== Dataset records ==
***

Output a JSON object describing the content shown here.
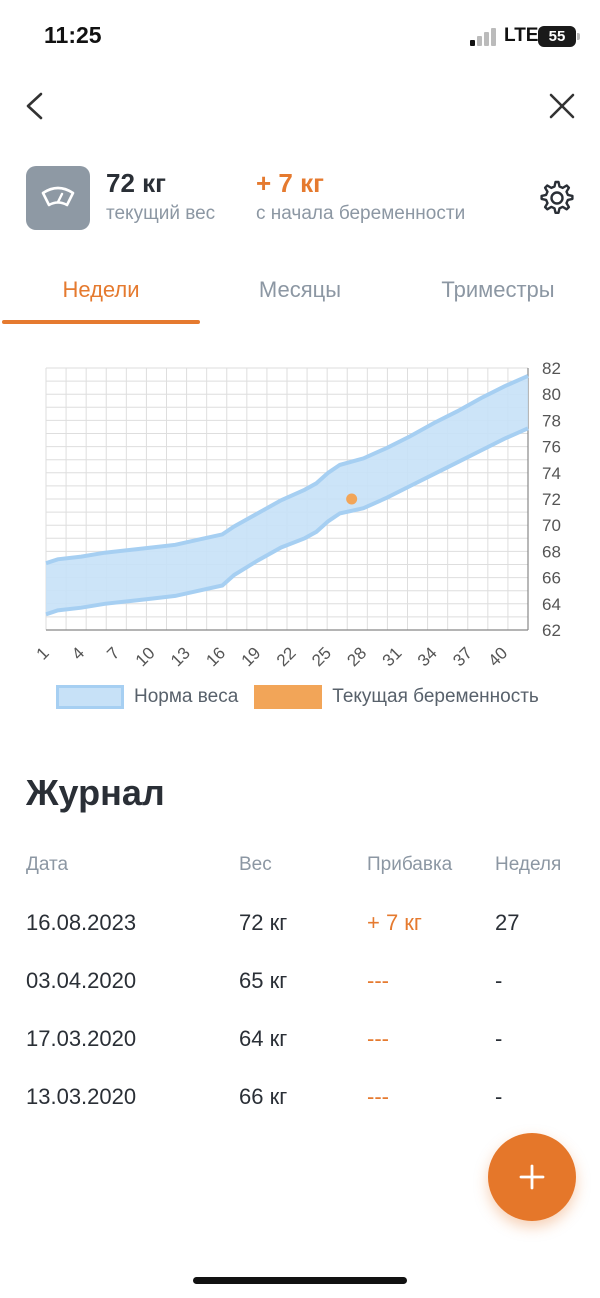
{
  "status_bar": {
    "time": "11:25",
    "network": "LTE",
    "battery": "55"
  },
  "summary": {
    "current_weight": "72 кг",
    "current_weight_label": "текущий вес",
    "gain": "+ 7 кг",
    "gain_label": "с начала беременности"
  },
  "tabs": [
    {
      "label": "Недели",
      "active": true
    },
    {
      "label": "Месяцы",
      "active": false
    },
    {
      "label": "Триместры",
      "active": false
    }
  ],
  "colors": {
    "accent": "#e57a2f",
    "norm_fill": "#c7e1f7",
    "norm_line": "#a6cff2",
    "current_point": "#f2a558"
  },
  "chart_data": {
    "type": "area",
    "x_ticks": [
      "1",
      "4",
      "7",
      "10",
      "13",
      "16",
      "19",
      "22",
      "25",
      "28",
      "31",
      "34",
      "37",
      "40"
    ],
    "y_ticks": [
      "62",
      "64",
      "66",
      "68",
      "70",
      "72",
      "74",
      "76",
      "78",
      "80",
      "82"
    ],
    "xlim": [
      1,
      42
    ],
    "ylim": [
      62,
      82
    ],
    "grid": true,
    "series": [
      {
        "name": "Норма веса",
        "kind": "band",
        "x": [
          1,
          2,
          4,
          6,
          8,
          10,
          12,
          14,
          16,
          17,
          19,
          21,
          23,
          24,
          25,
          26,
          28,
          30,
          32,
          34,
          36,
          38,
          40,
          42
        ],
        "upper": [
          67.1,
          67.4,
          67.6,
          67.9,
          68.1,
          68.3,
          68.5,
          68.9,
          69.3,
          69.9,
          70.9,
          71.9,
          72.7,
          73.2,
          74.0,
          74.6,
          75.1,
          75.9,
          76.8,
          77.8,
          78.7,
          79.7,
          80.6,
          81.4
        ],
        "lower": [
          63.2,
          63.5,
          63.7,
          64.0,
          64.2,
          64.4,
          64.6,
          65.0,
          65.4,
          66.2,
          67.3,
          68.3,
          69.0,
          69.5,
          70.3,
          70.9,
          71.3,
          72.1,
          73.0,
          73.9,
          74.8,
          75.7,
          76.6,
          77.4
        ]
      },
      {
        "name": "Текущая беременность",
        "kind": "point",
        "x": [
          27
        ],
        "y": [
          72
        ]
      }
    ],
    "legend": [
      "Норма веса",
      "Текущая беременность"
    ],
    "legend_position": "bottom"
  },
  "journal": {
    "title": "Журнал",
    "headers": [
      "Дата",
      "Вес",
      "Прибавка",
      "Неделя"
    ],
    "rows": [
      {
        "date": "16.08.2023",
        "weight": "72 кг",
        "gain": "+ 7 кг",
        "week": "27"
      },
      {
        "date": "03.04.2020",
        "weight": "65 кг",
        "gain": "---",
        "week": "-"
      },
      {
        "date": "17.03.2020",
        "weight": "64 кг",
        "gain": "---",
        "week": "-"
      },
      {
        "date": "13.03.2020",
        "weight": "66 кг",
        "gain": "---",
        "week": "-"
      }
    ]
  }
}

***

== What the task requires ==
Without including any picture, repeat the data exactly.

== Written reply ==
Output a JSON object describing the content shown here.
{
  "status_bar": {
    "time": "11:25",
    "network": "LTE",
    "battery": "55"
  },
  "summary": {
    "current_weight": "72 кг",
    "current_weight_label": "текущий вес",
    "gain": "+ 7 кг",
    "gain_label": "с начала беременности"
  },
  "tabs": [
    {
      "label": "Недели",
      "active": true
    },
    {
      "label": "Месяцы",
      "active": false
    },
    {
      "label": "Триместры",
      "active": false
    }
  ],
  "colors": {
    "accent": "#e57a2f",
    "norm_fill": "#c7e1f7",
    "norm_line": "#a6cff2",
    "current_point": "#f2a558"
  },
  "chart_data": {
    "type": "area",
    "x_ticks": [
      "1",
      "4",
      "7",
      "10",
      "13",
      "16",
      "19",
      "22",
      "25",
      "28",
      "31",
      "34",
      "37",
      "40"
    ],
    "y_ticks": [
      "62",
      "64",
      "66",
      "68",
      "70",
      "72",
      "74",
      "76",
      "78",
      "80",
      "82"
    ],
    "xlim": [
      1,
      42
    ],
    "ylim": [
      62,
      82
    ],
    "grid": true,
    "series": [
      {
        "name": "Норма веса",
        "kind": "band",
        "x": [
          1,
          2,
          4,
          6,
          8,
          10,
          12,
          14,
          16,
          17,
          19,
          21,
          23,
          24,
          25,
          26,
          28,
          30,
          32,
          34,
          36,
          38,
          40,
          42
        ],
        "upper": [
          67.1,
          67.4,
          67.6,
          67.9,
          68.1,
          68.3,
          68.5,
          68.9,
          69.3,
          69.9,
          70.9,
          71.9,
          72.7,
          73.2,
          74.0,
          74.6,
          75.1,
          75.9,
          76.8,
          77.8,
          78.7,
          79.7,
          80.6,
          81.4
        ],
        "lower": [
          63.2,
          63.5,
          63.7,
          64.0,
          64.2,
          64.4,
          64.6,
          65.0,
          65.4,
          66.2,
          67.3,
          68.3,
          69.0,
          69.5,
          70.3,
          70.9,
          71.3,
          72.1,
          73.0,
          73.9,
          74.8,
          75.7,
          76.6,
          77.4
        ]
      },
      {
        "name": "Текущая беременность",
        "kind": "point",
        "x": [
          27
        ],
        "y": [
          72
        ]
      }
    ],
    "legend": [
      "Норма веса",
      "Текущая беременность"
    ],
    "legend_position": "bottom"
  },
  "journal": {
    "title": "Журнал",
    "headers": [
      "Дата",
      "Вес",
      "Прибавка",
      "Неделя"
    ],
    "rows": [
      {
        "date": "16.08.2023",
        "weight": "72 кг",
        "gain": "+ 7 кг",
        "week": "27"
      },
      {
        "date": "03.04.2020",
        "weight": "65 кг",
        "gain": "---",
        "week": "-"
      },
      {
        "date": "17.03.2020",
        "weight": "64 кг",
        "gain": "---",
        "week": "-"
      },
      {
        "date": "13.03.2020",
        "weight": "66 кг",
        "gain": "---",
        "week": "-"
      }
    ]
  }
}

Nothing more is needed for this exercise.